Data items:
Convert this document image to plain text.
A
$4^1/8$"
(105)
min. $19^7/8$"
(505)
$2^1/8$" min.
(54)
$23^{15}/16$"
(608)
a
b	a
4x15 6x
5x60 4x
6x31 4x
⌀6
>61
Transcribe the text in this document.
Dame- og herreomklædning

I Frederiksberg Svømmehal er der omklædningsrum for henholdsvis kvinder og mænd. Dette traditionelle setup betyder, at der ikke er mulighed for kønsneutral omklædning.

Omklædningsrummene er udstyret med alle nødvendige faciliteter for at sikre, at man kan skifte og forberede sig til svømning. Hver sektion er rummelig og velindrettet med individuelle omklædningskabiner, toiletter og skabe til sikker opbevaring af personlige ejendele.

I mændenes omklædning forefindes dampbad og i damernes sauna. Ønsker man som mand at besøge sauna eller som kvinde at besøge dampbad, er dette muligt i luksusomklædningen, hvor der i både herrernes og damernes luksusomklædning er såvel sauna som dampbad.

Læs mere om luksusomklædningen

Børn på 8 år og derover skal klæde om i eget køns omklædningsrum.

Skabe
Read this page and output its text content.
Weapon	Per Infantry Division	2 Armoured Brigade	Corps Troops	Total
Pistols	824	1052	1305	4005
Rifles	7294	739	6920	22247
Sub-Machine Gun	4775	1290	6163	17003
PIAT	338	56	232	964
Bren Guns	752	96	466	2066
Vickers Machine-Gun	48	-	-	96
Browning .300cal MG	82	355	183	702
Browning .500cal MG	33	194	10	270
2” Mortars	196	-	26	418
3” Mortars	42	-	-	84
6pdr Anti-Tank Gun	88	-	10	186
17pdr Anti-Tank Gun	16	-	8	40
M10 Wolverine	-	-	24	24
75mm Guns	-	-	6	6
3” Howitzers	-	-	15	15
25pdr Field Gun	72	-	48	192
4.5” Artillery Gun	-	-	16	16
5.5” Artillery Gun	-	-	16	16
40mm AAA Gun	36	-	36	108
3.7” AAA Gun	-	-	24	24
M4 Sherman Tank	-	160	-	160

Written request ▸ Identify the lines of the data that contain the word "text". Copy each of them.

Task answer ▸
Convert this document image to plain text.
Transcribe the text in this document.
Read this page and output its text content.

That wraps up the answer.